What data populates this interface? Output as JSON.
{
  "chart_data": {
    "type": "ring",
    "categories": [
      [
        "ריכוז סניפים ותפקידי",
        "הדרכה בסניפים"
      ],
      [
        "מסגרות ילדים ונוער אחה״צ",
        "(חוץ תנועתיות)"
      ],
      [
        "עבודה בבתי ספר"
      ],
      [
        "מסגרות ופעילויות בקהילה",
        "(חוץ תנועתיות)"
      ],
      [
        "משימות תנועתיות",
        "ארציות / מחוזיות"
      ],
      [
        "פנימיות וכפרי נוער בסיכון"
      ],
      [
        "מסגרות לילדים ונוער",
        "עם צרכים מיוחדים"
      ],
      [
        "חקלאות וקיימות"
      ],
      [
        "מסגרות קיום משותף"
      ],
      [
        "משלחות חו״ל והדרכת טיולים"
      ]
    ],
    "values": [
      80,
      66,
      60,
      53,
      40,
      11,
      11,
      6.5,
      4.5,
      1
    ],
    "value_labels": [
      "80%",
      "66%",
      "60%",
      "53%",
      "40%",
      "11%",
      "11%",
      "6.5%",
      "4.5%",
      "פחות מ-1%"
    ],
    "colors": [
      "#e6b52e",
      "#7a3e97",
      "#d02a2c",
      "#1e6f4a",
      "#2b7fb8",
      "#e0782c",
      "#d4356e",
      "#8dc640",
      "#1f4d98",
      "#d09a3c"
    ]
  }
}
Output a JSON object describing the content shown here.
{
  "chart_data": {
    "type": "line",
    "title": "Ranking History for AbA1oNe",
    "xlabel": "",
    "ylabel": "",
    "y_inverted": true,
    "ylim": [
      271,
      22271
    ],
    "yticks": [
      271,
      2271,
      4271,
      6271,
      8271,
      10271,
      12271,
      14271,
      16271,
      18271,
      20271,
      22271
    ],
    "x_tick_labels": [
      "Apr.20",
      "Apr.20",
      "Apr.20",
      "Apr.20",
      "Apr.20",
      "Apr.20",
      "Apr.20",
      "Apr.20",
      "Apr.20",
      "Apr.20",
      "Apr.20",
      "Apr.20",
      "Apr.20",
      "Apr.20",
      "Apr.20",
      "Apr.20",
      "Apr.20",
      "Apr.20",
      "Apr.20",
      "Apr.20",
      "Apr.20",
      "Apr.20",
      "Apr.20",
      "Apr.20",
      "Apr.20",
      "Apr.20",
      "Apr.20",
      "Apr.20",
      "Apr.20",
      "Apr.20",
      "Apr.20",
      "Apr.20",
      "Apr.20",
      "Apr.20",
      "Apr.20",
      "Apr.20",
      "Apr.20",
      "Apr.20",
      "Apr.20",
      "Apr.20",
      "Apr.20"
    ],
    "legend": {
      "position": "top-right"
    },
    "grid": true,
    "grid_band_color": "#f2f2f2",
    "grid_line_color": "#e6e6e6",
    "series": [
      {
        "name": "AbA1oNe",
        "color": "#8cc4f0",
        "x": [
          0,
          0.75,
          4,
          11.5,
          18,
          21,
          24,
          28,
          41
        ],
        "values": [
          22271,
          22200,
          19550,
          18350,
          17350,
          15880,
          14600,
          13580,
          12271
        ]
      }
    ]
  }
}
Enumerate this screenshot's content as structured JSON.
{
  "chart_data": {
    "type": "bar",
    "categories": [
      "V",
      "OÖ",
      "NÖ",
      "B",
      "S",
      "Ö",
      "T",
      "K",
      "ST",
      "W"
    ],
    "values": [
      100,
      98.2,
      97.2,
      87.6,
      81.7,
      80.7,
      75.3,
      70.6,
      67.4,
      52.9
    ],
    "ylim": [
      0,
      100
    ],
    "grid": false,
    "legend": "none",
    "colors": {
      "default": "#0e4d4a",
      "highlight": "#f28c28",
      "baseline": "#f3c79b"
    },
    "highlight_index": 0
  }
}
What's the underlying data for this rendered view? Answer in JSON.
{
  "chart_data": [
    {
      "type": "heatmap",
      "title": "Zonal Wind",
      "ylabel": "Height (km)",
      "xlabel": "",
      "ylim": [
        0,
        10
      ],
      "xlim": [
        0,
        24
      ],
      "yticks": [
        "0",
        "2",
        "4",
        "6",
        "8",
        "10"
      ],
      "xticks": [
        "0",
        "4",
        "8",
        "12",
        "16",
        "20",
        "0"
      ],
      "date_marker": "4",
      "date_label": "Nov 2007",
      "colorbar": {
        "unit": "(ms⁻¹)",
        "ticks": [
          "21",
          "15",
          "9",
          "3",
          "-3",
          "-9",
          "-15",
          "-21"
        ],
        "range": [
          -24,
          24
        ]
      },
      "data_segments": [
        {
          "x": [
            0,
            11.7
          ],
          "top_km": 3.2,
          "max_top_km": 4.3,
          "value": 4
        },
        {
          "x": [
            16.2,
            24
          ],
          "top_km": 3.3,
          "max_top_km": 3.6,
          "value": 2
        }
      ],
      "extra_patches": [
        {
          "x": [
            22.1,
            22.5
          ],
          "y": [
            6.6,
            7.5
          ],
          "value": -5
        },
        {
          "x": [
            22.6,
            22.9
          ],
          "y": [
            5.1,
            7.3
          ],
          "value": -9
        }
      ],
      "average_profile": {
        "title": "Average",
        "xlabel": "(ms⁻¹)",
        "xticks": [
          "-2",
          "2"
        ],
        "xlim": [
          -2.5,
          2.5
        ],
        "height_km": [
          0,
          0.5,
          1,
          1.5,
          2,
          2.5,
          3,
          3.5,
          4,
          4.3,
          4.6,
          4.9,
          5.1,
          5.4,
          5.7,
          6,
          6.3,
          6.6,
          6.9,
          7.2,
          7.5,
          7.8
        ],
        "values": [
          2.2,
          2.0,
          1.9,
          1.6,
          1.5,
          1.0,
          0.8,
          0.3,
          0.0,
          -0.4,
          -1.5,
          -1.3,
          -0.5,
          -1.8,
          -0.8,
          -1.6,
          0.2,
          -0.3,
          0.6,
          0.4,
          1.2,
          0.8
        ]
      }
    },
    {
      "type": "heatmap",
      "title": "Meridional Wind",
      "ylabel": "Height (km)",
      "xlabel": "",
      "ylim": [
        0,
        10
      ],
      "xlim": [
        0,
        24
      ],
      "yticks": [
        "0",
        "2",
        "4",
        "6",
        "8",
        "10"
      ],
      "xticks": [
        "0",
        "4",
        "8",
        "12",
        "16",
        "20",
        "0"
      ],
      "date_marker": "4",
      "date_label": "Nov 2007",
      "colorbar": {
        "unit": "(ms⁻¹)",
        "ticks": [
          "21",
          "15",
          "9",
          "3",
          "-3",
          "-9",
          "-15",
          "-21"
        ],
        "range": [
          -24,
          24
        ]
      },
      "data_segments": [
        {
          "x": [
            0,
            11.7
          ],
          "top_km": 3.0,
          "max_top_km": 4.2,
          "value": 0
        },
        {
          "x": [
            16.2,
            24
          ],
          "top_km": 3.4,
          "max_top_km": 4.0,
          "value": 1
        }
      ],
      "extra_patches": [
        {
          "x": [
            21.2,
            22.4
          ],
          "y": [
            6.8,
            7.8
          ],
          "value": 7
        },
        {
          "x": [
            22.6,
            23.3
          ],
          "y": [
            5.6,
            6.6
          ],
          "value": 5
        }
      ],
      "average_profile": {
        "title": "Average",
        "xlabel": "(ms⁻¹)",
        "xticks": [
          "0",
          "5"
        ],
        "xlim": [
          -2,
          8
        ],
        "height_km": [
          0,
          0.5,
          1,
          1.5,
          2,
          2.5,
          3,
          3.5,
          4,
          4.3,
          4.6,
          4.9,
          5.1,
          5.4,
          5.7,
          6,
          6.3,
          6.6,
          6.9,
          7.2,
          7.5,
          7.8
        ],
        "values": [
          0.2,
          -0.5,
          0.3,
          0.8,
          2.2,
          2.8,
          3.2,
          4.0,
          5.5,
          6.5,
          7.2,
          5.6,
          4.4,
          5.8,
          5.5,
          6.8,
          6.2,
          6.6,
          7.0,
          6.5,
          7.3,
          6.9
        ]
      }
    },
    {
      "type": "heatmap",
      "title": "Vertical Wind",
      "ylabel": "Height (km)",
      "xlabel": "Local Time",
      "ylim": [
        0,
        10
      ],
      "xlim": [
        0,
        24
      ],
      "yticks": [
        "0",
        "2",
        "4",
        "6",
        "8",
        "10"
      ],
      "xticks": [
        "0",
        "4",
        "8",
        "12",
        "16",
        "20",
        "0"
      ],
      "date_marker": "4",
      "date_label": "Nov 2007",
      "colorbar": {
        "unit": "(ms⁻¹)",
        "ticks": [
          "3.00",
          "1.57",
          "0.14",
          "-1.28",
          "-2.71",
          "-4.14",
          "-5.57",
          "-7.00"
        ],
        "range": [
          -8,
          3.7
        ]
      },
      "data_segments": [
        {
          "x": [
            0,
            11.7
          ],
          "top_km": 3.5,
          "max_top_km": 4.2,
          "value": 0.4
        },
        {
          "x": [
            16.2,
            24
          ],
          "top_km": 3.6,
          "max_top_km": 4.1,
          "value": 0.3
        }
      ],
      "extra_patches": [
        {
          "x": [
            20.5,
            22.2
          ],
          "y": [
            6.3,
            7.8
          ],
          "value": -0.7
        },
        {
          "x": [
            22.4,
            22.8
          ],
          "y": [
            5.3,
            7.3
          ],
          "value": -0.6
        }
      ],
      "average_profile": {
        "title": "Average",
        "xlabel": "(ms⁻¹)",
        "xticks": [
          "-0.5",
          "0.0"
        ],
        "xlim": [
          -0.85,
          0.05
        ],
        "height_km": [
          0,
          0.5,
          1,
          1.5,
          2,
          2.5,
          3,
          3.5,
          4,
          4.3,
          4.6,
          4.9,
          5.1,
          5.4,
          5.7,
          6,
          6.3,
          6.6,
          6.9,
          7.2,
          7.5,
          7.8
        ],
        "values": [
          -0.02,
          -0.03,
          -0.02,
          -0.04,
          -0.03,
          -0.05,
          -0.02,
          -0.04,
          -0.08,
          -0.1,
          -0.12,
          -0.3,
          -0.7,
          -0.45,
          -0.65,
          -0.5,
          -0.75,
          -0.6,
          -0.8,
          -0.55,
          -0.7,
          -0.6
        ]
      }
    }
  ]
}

**DIRECTIONS FOR THIS TASK**
Where a line holds "Wind", copy it out.

**REPLY TO THE EXERCISE**
      "title": "Zonal Wind",
      "title": "Meridional Wind",
      "title": "Vertical Wind",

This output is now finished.